**Document passage:**
- - - -
One Covid Story
by Teresa McCaffery
During the first lockdown I was self-isolating as I am over 70. I stayed at home most of the time but felt that I could take exercise by cycling to church and working in the garden once a week. The parish priest would chat, from a safe distance, after walking the dog and I met another parishioner who took her exercise walking round the church garden. Others came through occasionally. Slowly, the garden was becoming church.
Before COVID (remember that?) I had worked with another parishioner to cut down long straight branches thrown up by our wild cherry trees. I was able to build these up with pallets I had found to make smart new composting bins. Spring bulbs and flowers began to brighten up the garden and in May I decided that as there was no realistic possibility of bringing flowers into the church for a May altar, I would take the Lady statue to the flowers in the garden. The photos were posted on the parish website along with meditations on the mysteries of the rosary.
In summer we were able to attend Mass in the church in small numbers, and chat in the garden afterwards, suitably spaced. Eventually our parish priest decided to let the children celebrate their first reconciliation and communion even though their formal teaching had been interrupted. It was good to see the children again, the sun shone on the day of the Mass and photos were taken against a background of the hydrangeas at the side of the church, and under the great Ash tree which towers over the garden.
In Autumn, preparing the garden for next year, my thoughts turned to Advent as a time to prepare for the coming of Jesus and all that would follow, and I got permission to post a meditation for each Sunday in Advent on the website
The bulbs I planted made me think of the need to put down roots into the ground of our being through prayer. Dig up a daffodil bulb in the Autumn (it is easily done by mistake!) and you will see a profusion of roots developing even though nothing will show for weeks above ground. There is much opportunity for invisible, spiritual growth when we are forced to give up so many social activities.
The hydrangeas which gave such a bright show in summer and autumn had to be cut back sharply because their springy branches made the placing of ladders for church maintenance dangerous. So much has been ‘cut back’ during this pandemic – lives lost, businesses shut down, normal recreational outlets no longer available, but by the virtue of hope we can imagine growing back next year, possibly the stronger for our pruning.
- - - -
**Information provided:**
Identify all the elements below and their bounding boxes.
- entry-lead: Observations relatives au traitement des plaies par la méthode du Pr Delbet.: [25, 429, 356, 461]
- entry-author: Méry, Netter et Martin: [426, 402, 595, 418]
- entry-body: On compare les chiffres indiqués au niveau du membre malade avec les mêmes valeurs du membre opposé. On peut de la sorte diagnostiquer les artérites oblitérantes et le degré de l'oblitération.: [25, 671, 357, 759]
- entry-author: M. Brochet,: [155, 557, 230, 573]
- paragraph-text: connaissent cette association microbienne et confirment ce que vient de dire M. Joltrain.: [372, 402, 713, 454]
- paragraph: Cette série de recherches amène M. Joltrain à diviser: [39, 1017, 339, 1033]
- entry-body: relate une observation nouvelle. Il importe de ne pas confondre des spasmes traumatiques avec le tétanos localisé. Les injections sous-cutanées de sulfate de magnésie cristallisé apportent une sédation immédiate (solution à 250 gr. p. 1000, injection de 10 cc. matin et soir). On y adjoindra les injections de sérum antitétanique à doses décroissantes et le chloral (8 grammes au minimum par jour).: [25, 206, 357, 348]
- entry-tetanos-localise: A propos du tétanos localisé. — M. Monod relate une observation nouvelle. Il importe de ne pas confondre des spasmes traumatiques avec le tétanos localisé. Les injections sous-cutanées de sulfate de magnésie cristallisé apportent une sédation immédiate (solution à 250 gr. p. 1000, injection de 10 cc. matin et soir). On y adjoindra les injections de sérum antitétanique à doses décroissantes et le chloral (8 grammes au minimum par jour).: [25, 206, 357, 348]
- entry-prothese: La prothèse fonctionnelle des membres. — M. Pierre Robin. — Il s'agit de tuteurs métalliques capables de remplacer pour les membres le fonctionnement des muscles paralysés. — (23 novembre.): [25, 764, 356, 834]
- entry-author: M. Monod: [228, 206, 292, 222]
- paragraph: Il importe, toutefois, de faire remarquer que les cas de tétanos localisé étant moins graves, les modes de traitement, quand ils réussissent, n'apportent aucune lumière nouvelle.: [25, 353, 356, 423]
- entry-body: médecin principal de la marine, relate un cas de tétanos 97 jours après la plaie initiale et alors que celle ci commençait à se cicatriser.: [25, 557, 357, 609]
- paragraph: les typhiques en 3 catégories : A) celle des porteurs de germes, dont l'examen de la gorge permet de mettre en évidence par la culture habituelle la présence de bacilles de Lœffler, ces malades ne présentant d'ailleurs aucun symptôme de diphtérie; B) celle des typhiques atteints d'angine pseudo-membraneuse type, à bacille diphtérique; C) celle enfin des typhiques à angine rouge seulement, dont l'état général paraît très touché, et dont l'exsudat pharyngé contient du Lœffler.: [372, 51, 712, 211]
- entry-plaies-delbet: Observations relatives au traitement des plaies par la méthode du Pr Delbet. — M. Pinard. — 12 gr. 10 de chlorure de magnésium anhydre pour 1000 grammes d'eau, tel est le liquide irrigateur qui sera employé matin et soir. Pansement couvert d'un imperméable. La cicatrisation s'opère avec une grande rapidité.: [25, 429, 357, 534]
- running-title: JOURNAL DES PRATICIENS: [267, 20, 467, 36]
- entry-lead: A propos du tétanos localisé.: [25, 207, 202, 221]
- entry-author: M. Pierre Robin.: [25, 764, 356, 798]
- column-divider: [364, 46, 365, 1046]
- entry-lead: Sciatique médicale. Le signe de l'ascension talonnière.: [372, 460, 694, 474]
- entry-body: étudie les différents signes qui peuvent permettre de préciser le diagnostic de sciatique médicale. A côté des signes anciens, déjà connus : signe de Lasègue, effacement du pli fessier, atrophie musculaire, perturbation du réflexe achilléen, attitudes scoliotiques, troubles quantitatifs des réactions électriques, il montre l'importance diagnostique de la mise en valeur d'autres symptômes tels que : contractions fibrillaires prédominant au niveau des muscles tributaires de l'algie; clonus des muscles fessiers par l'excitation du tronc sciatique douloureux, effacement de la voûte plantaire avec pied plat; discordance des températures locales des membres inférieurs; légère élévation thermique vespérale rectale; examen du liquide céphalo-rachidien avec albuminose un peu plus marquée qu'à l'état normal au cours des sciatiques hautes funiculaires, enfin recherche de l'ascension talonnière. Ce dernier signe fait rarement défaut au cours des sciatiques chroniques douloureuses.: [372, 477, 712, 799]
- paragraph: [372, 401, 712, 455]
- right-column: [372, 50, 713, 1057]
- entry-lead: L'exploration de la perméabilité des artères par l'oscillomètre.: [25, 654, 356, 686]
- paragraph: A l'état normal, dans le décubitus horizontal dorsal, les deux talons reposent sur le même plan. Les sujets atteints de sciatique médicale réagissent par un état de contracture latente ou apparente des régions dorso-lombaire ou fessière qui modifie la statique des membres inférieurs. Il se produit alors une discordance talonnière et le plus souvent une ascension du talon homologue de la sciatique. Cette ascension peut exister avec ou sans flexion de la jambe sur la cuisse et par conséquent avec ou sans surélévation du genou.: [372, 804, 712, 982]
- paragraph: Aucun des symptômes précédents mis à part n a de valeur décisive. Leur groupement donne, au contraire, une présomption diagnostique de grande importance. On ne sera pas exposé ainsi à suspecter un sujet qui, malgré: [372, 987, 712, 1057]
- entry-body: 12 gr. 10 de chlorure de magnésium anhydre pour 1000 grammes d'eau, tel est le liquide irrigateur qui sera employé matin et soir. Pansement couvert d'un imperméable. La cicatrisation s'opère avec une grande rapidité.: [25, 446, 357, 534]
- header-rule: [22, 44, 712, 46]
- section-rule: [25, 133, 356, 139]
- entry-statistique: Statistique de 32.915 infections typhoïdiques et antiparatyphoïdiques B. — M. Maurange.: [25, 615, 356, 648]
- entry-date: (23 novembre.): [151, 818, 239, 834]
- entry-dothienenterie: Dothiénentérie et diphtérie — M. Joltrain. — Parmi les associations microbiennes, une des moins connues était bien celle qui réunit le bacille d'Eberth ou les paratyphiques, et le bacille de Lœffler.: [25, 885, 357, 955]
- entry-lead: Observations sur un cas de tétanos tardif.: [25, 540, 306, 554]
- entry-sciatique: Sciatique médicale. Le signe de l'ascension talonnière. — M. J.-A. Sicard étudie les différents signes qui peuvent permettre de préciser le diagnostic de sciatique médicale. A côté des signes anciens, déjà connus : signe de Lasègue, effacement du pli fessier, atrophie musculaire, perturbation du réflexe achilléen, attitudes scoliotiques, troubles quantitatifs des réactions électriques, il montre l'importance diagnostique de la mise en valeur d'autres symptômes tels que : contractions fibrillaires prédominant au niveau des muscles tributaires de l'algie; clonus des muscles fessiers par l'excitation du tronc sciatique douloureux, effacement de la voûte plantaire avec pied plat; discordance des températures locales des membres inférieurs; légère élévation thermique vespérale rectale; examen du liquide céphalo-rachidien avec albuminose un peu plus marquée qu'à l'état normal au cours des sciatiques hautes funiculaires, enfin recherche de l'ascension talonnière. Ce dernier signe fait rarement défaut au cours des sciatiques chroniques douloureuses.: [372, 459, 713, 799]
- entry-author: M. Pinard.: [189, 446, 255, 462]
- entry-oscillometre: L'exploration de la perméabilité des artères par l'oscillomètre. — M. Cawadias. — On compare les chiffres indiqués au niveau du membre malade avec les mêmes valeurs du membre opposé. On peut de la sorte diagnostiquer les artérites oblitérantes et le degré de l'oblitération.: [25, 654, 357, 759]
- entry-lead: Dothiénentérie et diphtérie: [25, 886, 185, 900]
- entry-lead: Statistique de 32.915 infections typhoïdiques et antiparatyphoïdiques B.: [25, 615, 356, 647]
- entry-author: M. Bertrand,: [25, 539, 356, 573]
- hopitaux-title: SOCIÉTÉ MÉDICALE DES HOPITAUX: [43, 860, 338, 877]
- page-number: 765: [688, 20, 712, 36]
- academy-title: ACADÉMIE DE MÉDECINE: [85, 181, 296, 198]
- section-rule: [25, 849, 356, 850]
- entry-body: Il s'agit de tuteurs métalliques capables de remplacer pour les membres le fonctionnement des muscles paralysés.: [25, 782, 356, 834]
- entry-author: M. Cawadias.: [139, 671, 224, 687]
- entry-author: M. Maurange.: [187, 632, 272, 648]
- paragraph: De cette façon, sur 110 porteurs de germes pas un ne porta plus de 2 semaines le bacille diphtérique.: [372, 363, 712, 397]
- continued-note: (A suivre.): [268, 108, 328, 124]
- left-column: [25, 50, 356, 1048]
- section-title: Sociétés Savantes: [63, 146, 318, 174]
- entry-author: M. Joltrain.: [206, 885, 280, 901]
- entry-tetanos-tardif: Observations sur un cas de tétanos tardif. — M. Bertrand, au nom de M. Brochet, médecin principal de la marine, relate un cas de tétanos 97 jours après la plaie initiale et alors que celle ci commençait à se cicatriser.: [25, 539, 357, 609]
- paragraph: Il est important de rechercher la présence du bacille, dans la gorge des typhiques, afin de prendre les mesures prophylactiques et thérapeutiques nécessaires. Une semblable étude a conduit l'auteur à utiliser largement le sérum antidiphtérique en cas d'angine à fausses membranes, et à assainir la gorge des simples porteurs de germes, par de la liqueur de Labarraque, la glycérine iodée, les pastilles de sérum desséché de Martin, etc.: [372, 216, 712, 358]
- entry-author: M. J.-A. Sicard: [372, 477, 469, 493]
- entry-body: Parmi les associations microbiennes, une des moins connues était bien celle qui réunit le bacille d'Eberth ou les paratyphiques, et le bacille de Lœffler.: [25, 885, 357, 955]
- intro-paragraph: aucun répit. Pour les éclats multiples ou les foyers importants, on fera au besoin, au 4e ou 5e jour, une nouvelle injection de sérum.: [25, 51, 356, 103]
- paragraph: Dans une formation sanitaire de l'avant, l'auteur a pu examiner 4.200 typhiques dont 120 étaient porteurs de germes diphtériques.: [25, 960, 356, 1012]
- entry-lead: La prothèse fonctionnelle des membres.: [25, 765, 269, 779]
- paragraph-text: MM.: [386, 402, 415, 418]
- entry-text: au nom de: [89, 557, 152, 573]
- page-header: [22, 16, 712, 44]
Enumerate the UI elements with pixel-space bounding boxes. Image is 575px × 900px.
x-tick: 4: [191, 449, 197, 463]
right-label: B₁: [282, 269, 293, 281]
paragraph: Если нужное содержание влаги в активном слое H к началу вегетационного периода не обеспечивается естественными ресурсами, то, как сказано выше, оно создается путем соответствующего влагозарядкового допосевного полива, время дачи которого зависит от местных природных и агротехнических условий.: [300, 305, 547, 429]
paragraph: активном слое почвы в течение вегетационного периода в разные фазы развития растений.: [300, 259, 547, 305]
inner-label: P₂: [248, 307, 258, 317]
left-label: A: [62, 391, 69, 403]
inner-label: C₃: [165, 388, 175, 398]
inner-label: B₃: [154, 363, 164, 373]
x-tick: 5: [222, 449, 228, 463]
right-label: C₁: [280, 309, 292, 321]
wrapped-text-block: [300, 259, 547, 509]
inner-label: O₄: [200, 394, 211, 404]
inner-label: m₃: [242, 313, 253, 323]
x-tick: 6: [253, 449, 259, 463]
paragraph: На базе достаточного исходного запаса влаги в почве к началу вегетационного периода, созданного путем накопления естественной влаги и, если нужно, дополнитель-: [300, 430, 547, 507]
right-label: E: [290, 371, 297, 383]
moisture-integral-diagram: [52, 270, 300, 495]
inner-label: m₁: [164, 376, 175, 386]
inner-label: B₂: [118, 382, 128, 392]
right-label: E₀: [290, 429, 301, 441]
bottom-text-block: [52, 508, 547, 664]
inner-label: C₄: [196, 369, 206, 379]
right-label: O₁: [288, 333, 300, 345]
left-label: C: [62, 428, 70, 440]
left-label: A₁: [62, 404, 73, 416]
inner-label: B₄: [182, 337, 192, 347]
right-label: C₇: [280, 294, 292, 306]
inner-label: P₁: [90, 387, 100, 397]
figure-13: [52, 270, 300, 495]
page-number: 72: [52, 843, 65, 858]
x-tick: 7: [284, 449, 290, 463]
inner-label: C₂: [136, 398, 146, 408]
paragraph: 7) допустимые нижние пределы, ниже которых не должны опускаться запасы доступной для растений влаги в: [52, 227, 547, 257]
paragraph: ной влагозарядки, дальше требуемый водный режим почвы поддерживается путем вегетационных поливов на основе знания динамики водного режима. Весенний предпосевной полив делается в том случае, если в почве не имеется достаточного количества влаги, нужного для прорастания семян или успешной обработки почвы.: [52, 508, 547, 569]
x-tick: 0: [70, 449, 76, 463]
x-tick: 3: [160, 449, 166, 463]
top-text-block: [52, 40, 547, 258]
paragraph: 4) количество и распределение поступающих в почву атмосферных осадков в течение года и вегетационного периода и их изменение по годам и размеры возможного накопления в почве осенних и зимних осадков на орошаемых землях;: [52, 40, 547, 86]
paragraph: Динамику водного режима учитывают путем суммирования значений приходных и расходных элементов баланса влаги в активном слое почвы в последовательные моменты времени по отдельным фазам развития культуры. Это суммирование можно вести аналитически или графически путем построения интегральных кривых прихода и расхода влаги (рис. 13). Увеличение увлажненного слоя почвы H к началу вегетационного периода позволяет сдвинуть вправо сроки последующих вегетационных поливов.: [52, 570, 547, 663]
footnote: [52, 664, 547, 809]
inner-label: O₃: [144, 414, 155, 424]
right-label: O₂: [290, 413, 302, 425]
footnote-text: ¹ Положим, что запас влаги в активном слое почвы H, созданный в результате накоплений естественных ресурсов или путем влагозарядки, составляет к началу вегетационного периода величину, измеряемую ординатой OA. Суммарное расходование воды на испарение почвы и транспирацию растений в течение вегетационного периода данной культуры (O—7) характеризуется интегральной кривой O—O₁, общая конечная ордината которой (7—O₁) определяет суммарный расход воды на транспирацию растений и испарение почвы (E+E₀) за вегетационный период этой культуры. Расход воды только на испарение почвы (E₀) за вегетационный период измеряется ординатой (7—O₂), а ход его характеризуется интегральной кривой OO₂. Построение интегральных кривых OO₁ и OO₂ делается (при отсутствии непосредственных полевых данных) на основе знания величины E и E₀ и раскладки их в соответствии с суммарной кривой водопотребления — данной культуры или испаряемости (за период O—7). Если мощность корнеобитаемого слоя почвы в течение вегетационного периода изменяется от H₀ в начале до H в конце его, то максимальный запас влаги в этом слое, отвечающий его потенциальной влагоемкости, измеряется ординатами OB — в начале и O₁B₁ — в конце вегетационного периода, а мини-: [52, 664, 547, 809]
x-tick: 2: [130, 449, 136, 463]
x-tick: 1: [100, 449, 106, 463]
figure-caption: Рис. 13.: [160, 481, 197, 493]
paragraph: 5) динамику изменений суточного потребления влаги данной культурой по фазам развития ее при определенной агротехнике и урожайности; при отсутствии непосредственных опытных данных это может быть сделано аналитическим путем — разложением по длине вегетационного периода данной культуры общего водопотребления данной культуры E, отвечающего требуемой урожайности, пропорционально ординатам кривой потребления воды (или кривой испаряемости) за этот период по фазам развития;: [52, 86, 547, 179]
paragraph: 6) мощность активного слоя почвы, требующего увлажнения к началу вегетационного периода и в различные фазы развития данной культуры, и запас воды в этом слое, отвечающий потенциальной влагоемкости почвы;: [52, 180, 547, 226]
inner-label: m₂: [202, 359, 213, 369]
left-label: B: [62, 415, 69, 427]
- - - -
**Task objective:** Pick up the story of the church garden during Covid after its last sentence and carry it on.

**Answer:**
Our huge and beautiful ash tree, denuded of its summer foliage, showed off its wonderful structure to perfection. In my mind, this spoke of the structure of our faith. The Bible reminds us of our roots deep in the story of all humankind; religion is the strong structure of trunk and branches which lifts our faith high up to be seen in all the world, and families the twigs at the ends of the branches.
Now we are back in lockdown and the new year beckons; I wonder, how will we manage this year’s crop of first communion children? Lent will come early this year; how will we prepare for Easter?
I think I will start with the tree. In spring all those buds at the ends of the branches will become new shoots, just like the one that originally sprang from a seed to make this tree. These shoots are nourished by the sap which runs through the whole of the tree. Our spiritual nourishment starts with the banquet Abram gave to his angelic visitors, and our spiritual need with the gift of free will with its deadly capacity for disobedience. I will continue with the story of Joseph, which culminated in another meal, and end with all the many meals that Jesus ate with his disciples and friends.
We may not be able to teach the children ‘live’ this year, and an online programme may work better for them, but I have permission to post some meditations on the website for Lent.
Plants were the first living things God created (according to Genesis) before the creation of seasons, day, and night. They are the living environment that makes all animal life possible. They are the most obedient of all God’s creatures, accepting whatever life might throw at them. They are wonderfully hospitable; they clean the air, replacing carbon dioxide with oxygen, and feed us with every nutrient we need, a well-grown native tree can provide food, shelter, and entertainment for a hundred species of animal. We have many lessons to learn from these humble and true creatures. Hopefully we will do so.